▶ **TASK REQUIREMENTS**
In the records below, find each line containing the word "price" and copy it.

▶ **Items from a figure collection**
---

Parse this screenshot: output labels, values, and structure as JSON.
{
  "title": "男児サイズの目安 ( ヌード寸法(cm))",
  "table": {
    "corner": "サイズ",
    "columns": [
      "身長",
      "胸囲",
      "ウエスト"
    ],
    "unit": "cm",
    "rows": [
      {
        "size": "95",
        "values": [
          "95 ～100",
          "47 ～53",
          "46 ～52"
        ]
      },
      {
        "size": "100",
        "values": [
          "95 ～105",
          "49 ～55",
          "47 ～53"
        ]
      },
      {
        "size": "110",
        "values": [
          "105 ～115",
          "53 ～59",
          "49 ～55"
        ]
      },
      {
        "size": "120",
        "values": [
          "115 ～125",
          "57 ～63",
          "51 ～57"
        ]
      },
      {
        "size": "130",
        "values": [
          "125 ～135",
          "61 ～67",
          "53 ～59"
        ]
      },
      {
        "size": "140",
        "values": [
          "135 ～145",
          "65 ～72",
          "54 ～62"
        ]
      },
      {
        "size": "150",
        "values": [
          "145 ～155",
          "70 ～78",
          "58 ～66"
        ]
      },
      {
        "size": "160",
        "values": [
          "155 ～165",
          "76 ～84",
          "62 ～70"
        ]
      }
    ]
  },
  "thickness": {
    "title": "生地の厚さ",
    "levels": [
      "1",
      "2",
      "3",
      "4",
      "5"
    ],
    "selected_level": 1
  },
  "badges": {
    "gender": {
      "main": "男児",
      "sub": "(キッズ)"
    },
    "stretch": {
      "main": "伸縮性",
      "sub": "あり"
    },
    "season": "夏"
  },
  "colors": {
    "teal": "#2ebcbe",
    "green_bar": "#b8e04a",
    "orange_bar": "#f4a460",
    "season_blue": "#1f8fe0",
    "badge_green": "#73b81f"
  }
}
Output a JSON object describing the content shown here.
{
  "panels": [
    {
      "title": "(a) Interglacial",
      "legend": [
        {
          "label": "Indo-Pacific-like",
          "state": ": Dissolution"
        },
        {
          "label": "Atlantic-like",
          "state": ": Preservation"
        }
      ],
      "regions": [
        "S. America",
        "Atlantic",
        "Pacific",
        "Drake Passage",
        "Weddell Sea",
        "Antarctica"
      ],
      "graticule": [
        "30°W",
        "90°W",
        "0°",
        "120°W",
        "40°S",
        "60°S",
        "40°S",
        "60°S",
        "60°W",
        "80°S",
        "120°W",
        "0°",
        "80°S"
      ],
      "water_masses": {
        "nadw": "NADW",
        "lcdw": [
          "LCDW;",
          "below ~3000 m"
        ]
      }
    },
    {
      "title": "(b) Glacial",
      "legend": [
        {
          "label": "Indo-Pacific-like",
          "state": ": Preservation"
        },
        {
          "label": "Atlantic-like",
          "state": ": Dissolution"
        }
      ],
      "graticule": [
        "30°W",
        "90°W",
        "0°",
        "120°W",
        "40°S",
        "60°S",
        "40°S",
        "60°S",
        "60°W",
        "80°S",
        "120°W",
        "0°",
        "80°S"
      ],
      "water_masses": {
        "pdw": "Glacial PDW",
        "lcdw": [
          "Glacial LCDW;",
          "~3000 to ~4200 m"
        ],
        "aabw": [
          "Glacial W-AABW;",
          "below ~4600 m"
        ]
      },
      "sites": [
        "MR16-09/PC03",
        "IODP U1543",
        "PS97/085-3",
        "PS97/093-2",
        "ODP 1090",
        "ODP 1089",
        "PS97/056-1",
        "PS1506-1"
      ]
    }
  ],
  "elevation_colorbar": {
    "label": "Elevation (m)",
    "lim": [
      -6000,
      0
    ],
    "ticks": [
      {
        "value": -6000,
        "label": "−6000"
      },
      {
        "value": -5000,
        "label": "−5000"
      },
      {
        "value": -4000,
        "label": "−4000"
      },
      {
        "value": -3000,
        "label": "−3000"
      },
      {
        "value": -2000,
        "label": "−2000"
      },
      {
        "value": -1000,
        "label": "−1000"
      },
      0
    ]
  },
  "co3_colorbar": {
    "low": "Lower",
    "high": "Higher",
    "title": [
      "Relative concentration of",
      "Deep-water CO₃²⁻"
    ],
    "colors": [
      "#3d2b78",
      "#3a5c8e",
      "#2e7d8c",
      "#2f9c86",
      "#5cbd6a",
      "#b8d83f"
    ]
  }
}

---

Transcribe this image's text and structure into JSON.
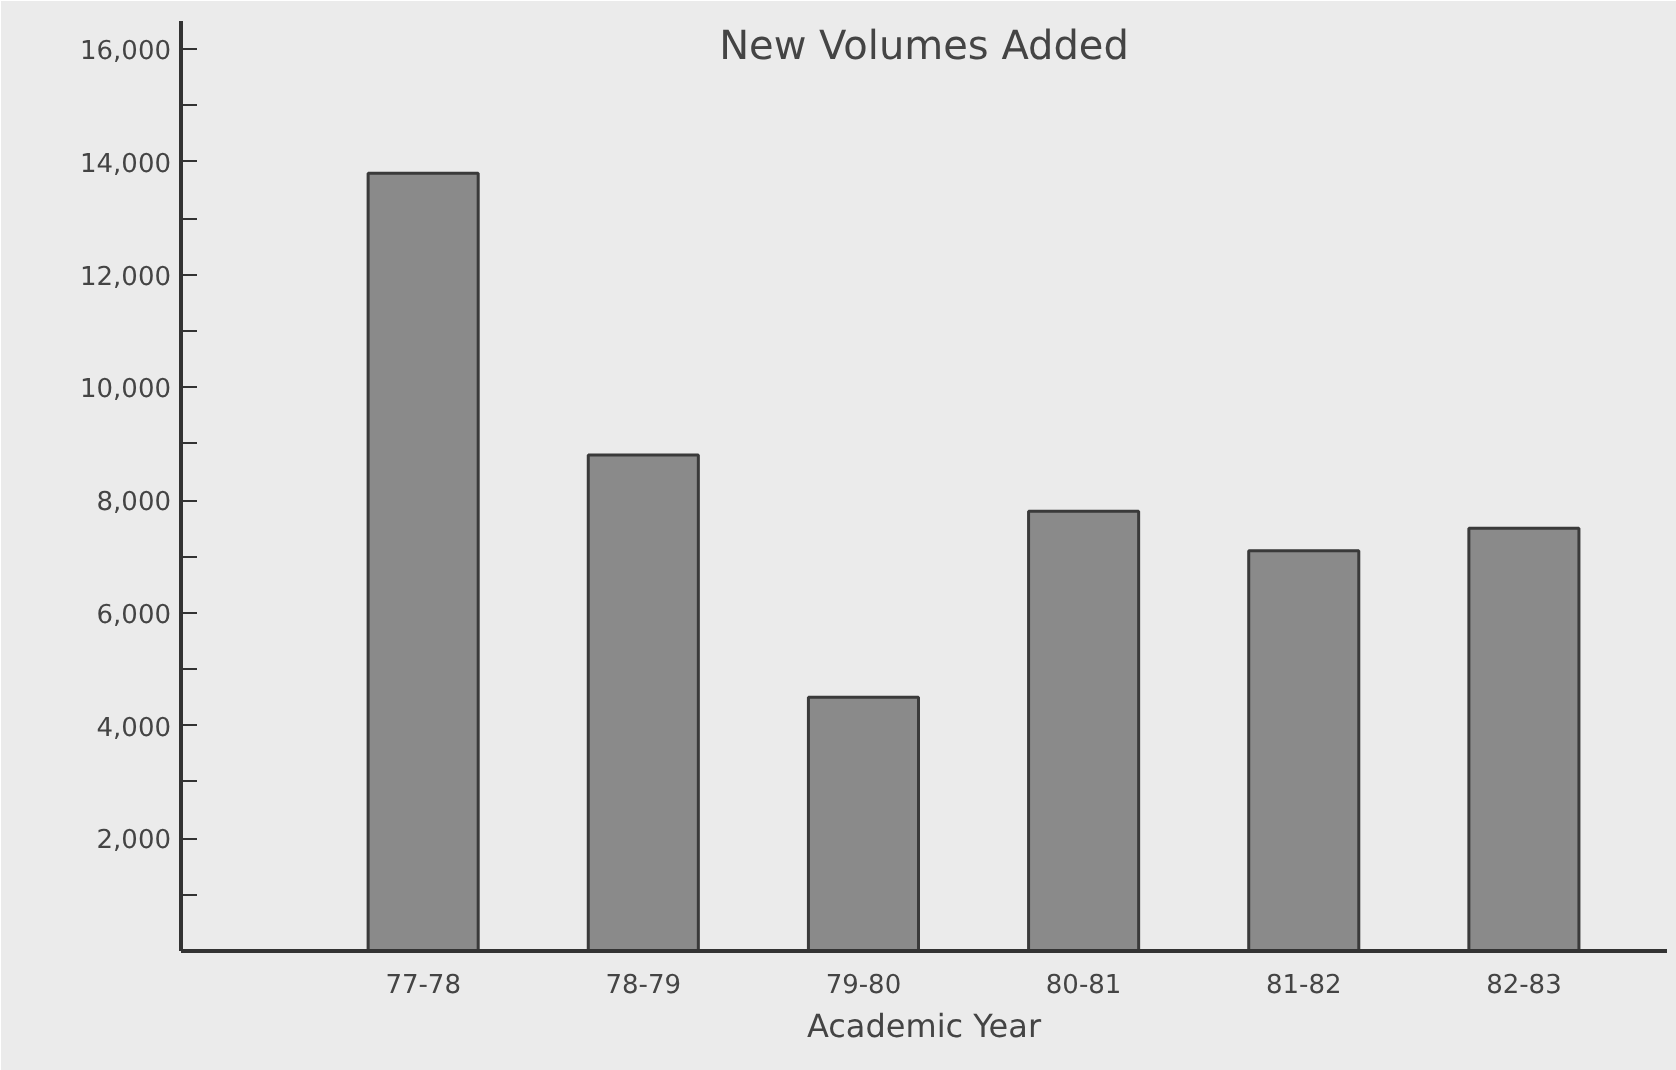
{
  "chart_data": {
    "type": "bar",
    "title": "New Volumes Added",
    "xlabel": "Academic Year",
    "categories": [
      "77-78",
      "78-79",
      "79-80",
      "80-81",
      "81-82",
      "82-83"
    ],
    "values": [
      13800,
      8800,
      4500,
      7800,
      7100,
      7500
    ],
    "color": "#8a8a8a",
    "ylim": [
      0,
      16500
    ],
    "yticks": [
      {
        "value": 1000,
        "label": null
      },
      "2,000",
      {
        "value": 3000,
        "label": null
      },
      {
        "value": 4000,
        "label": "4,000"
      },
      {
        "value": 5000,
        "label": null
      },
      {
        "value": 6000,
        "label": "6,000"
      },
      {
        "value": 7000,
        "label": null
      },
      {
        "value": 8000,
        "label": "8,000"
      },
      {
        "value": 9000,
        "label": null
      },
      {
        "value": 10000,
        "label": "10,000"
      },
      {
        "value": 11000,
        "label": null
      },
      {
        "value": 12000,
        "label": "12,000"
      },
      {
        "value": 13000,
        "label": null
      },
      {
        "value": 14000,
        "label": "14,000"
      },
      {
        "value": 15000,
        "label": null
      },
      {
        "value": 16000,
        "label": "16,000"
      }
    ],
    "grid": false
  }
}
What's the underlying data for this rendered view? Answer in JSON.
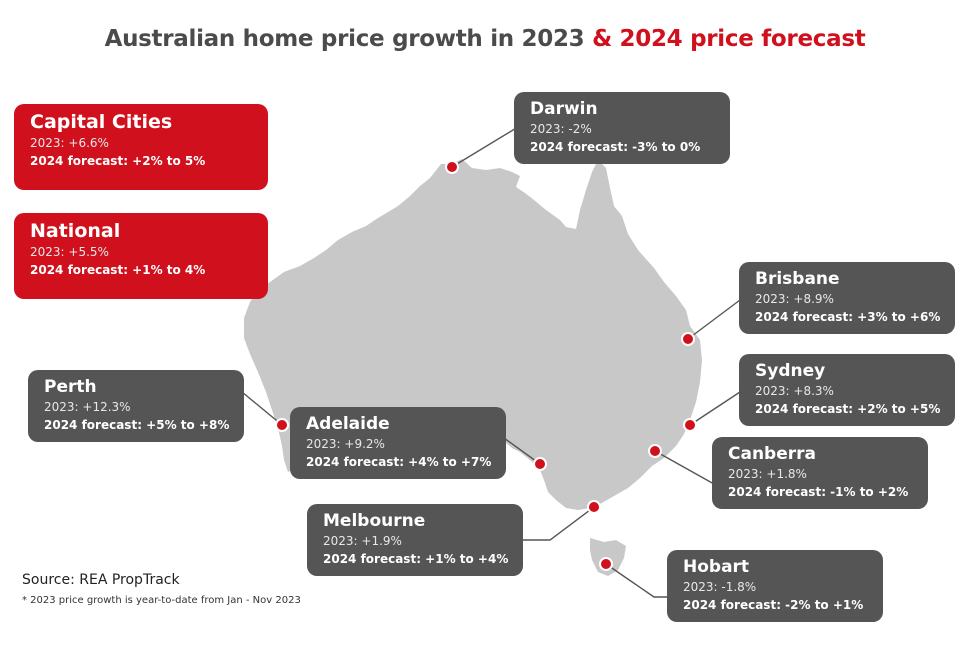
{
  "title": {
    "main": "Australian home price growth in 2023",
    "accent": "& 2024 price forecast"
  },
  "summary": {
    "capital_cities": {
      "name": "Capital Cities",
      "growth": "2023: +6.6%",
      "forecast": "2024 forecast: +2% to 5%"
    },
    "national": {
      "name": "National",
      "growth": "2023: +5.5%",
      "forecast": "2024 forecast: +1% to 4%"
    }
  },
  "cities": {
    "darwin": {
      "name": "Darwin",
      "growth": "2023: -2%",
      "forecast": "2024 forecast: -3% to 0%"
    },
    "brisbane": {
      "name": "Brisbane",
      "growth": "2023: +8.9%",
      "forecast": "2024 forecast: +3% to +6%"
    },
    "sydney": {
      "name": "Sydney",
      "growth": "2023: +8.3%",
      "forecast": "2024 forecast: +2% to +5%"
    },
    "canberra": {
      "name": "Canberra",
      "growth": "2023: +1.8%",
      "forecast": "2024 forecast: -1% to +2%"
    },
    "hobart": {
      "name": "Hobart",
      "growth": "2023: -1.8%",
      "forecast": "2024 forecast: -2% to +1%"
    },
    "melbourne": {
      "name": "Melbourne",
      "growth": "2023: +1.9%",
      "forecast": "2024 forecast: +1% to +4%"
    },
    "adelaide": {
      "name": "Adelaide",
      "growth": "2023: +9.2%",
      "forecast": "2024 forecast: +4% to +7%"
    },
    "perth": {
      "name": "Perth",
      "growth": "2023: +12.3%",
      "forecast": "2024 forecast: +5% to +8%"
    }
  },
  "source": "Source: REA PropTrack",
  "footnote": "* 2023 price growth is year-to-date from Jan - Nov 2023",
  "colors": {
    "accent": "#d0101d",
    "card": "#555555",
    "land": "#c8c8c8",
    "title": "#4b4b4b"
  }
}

---

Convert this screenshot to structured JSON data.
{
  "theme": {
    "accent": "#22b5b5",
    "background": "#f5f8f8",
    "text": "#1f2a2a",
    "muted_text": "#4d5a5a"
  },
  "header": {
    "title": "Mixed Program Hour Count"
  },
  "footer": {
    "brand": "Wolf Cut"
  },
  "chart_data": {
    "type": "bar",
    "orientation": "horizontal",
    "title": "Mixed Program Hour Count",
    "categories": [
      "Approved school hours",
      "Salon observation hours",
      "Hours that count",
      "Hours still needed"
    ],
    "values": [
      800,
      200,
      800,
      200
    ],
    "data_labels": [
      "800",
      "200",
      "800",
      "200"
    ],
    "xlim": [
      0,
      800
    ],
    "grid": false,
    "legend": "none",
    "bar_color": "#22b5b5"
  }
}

---

▶ **COMPLETE RESPONSE**
    "main": "Australian home price growth in 2023",
    "accent": "& 2024 price forecast"
  "footnote": "* 2023 price growth is year-to-date from Jan - Nov 2023",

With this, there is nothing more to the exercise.